◆ Work instructions: Exclude any images and output the remaining records exactly.

◆ Data shown:
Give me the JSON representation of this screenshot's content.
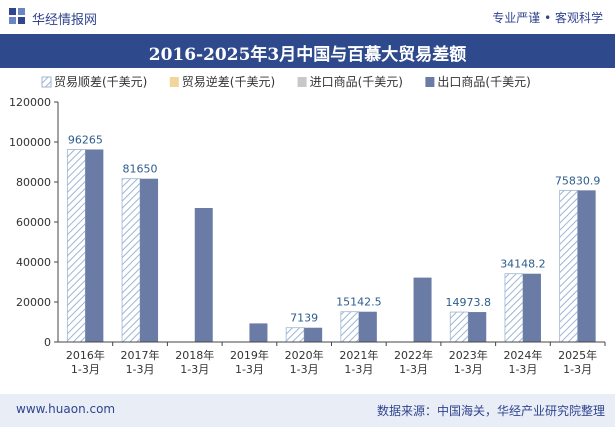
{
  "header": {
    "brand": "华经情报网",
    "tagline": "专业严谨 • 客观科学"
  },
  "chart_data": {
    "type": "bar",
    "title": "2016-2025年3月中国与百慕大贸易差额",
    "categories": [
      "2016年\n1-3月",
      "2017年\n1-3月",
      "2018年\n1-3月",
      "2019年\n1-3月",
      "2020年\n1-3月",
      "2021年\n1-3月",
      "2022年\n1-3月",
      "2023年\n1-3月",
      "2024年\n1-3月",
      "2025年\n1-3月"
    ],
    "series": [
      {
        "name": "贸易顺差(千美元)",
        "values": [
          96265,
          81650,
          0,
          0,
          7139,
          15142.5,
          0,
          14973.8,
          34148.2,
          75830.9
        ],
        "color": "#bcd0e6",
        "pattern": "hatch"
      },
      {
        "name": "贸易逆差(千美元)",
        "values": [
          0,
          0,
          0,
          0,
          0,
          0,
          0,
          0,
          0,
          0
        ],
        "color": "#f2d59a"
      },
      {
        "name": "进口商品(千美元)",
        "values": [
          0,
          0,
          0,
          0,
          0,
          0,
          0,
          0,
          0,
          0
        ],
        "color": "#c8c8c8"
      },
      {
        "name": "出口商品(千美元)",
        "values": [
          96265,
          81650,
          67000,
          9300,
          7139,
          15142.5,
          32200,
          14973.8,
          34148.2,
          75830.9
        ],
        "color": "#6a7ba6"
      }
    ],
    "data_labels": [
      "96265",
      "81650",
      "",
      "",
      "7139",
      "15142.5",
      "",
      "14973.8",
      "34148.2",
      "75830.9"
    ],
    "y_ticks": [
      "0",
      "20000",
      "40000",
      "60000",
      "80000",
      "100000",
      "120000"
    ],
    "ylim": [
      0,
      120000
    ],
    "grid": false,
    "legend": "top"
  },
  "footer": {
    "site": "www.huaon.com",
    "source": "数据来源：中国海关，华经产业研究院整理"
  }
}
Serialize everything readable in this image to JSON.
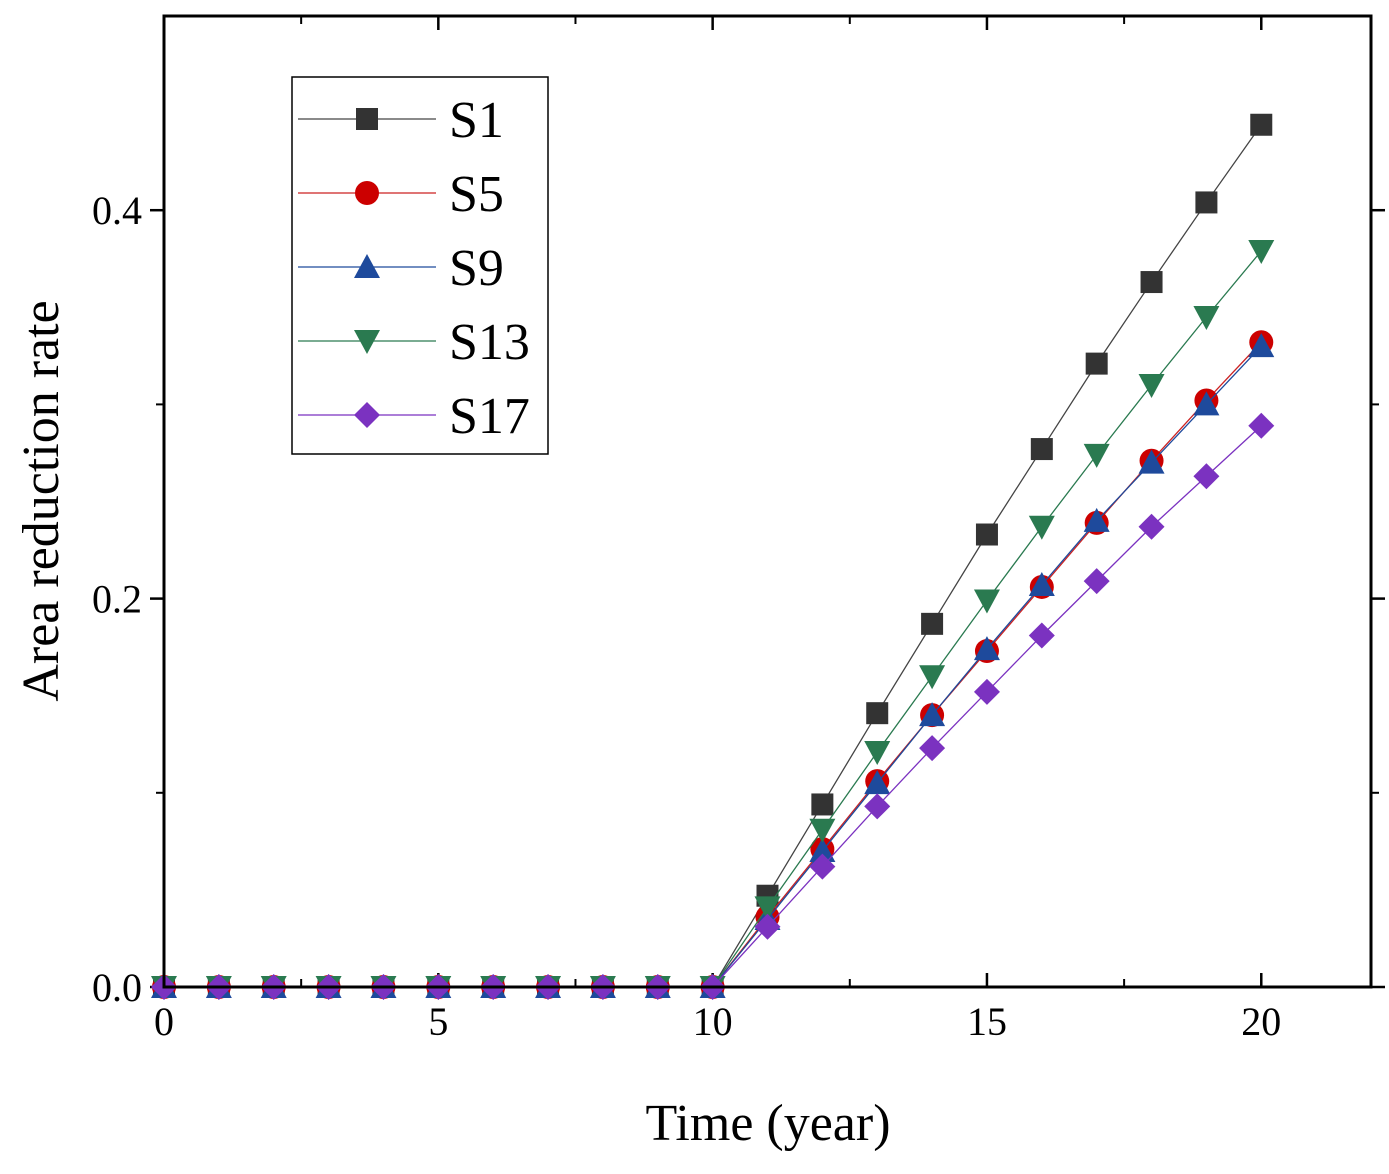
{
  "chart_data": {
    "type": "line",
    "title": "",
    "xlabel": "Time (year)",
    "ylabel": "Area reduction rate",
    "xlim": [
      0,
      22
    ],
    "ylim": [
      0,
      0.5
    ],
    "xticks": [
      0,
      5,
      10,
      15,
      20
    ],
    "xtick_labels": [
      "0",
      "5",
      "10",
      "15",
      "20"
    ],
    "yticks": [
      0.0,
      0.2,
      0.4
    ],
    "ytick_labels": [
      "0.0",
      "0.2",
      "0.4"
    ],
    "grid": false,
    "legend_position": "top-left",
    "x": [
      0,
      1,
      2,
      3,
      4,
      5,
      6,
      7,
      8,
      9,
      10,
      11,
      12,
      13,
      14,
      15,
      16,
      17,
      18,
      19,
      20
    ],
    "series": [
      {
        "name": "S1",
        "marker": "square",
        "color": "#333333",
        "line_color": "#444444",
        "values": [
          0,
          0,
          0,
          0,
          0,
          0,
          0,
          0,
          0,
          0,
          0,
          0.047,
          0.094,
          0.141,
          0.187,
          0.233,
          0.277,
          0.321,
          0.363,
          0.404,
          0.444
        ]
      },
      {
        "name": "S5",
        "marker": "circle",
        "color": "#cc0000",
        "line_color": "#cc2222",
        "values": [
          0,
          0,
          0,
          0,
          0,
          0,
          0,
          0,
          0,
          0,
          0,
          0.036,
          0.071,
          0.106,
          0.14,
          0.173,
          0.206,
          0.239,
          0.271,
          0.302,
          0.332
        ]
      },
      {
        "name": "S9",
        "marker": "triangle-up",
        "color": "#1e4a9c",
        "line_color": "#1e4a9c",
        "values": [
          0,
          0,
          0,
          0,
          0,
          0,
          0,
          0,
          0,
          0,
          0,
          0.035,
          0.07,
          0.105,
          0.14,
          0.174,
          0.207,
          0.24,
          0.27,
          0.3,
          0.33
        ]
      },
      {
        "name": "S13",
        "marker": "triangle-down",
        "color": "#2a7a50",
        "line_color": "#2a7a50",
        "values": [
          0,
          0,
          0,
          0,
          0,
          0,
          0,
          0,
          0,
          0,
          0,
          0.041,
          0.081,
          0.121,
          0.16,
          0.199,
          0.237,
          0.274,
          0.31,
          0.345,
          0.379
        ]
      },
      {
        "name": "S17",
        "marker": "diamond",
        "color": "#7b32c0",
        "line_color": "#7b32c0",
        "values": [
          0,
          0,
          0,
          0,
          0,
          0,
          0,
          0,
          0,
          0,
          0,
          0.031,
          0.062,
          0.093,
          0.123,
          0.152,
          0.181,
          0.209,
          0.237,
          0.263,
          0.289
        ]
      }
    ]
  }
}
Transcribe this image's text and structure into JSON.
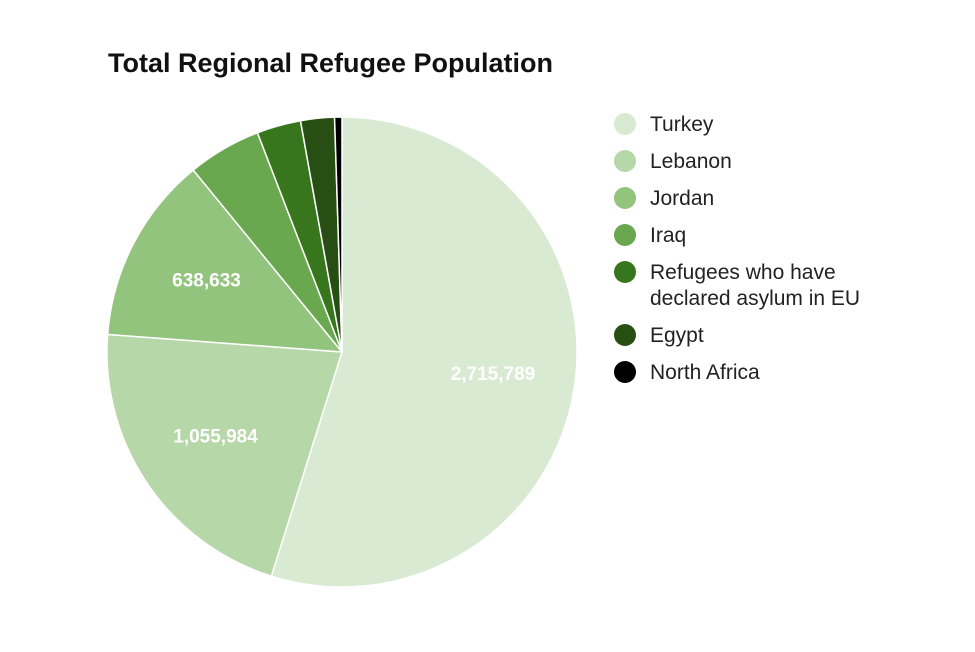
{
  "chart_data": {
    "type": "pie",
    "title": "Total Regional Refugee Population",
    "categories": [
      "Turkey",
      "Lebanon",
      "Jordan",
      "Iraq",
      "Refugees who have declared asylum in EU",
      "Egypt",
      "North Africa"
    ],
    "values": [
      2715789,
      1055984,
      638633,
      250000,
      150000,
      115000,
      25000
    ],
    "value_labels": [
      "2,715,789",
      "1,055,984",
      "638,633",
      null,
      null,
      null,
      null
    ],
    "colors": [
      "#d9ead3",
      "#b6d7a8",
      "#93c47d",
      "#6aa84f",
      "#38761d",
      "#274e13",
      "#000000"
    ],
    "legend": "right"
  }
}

◆ Solution for this exercise:
Give me the JSON representation of this screenshot's content.
{
  "header": {
    "brand": "华经情报网",
    "tagline": "专业严谨 • 客观科学"
  },
  "chart_data": {
    "type": "bar",
    "title": "2016-2025年3月中国与百慕大贸易差额",
    "categories": [
      "2016年\n1-3月",
      "2017年\n1-3月",
      "2018年\n1-3月",
      "2019年\n1-3月",
      "2020年\n1-3月",
      "2021年\n1-3月",
      "2022年\n1-3月",
      "2023年\n1-3月",
      "2024年\n1-3月",
      "2025年\n1-3月"
    ],
    "series": [
      {
        "name": "贸易顺差(千美元)",
        "values": [
          96265,
          81650,
          0,
          0,
          7139,
          15142.5,
          0,
          14973.8,
          34148.2,
          75830.9
        ],
        "color": "#bcd0e6",
        "pattern": "hatch"
      },
      {
        "name": "贸易逆差(千美元)",
        "values": [
          0,
          0,
          0,
          0,
          0,
          0,
          0,
          0,
          0,
          0
        ],
        "color": "#f2d59a"
      },
      {
        "name": "进口商品(千美元)",
        "values": [
          0,
          0,
          0,
          0,
          0,
          0,
          0,
          0,
          0,
          0
        ],
        "color": "#c8c8c8"
      },
      {
        "name": "出口商品(千美元)",
        "values": [
          96265,
          81650,
          67000,
          9300,
          7139,
          15142.5,
          32200,
          14973.8,
          34148.2,
          75830.9
        ],
        "color": "#6a7ba6"
      }
    ],
    "data_labels": [
      "96265",
      "81650",
      "",
      "",
      "7139",
      "15142.5",
      "",
      "14973.8",
      "34148.2",
      "75830.9"
    ],
    "y_ticks": [
      "0",
      "20000",
      "40000",
      "60000",
      "80000",
      "100000",
      "120000"
    ],
    "ylim": [
      0,
      120000
    ],
    "grid": false,
    "legend": "top"
  },
  "footer": {
    "site": "www.huaon.com",
    "source": "数据来源：中国海关，华经产业研究院整理"
  }
}
Serialize everything readable in this image to JSON.
{
  "chart_data": {
    "type": "line",
    "title": "",
    "xlabel": "Time (year)",
    "ylabel": "Area reduction rate",
    "xlim": [
      0,
      22
    ],
    "ylim": [
      0,
      0.5
    ],
    "xticks": [
      0,
      5,
      10,
      15,
      20
    ],
    "xtick_labels": [
      "0",
      "5",
      "10",
      "15",
      "20"
    ],
    "yticks": [
      0.0,
      0.2,
      0.4
    ],
    "ytick_labels": [
      "0.0",
      "0.2",
      "0.4"
    ],
    "grid": false,
    "legend_position": "top-left",
    "x": [
      0,
      1,
      2,
      3,
      4,
      5,
      6,
      7,
      8,
      9,
      10,
      11,
      12,
      13,
      14,
      15,
      16,
      17,
      18,
      19,
      20
    ],
    "series": [
      {
        "name": "S1",
        "marker": "square",
        "color": "#333333",
        "line_color": "#444444",
        "values": [
          0,
          0,
          0,
          0,
          0,
          0,
          0,
          0,
          0,
          0,
          0,
          0.047,
          0.094,
          0.141,
          0.187,
          0.233,
          0.277,
          0.321,
          0.363,
          0.404,
          0.444
        ]
      },
      {
        "name": "S5",
        "marker": "circle",
        "color": "#cc0000",
        "line_color": "#cc2222",
        "values": [
          0,
          0,
          0,
          0,
          0,
          0,
          0,
          0,
          0,
          0,
          0,
          0.036,
          0.071,
          0.106,
          0.14,
          0.173,
          0.206,
          0.239,
          0.271,
          0.302,
          0.332
        ]
      },
      {
        "name": "S9",
        "marker": "triangle-up",
        "color": "#1e4a9c",
        "line_color": "#1e4a9c",
        "values": [
          0,
          0,
          0,
          0,
          0,
          0,
          0,
          0,
          0,
          0,
          0,
          0.035,
          0.07,
          0.105,
          0.14,
          0.174,
          0.207,
          0.24,
          0.27,
          0.3,
          0.33
        ]
      },
      {
        "name": "S13",
        "marker": "triangle-down",
        "color": "#2a7a50",
        "line_color": "#2a7a50",
        "values": [
          0,
          0,
          0,
          0,
          0,
          0,
          0,
          0,
          0,
          0,
          0,
          0.041,
          0.081,
          0.121,
          0.16,
          0.199,
          0.237,
          0.274,
          0.31,
          0.345,
          0.379
        ]
      },
      {
        "name": "S17",
        "marker": "diamond",
        "color": "#7b32c0",
        "line_color": "#7b32c0",
        "values": [
          0,
          0,
          0,
          0,
          0,
          0,
          0,
          0,
          0,
          0,
          0,
          0.031,
          0.062,
          0.093,
          0.123,
          0.152,
          0.181,
          0.209,
          0.237,
          0.263,
          0.289
        ]
      }
    ]
  }
}
Transcribe this image's text and structure into JSON.
{
  "chart_data": {
    "type": "pie",
    "title": "Total Regional Refugee Population",
    "categories": [
      "Turkey",
      "Lebanon",
      "Jordan",
      "Iraq",
      "Refugees who have declared asylum in EU",
      "Egypt",
      "North Africa"
    ],
    "values": [
      2715789,
      1055984,
      638633,
      250000,
      150000,
      115000,
      25000
    ],
    "value_labels": [
      "2,715,789",
      "1,055,984",
      "638,633",
      null,
      null,
      null,
      null
    ],
    "colors": [
      "#d9ead3",
      "#b6d7a8",
      "#93c47d",
      "#6aa84f",
      "#38761d",
      "#274e13",
      "#000000"
    ],
    "legend": "right"
  }
}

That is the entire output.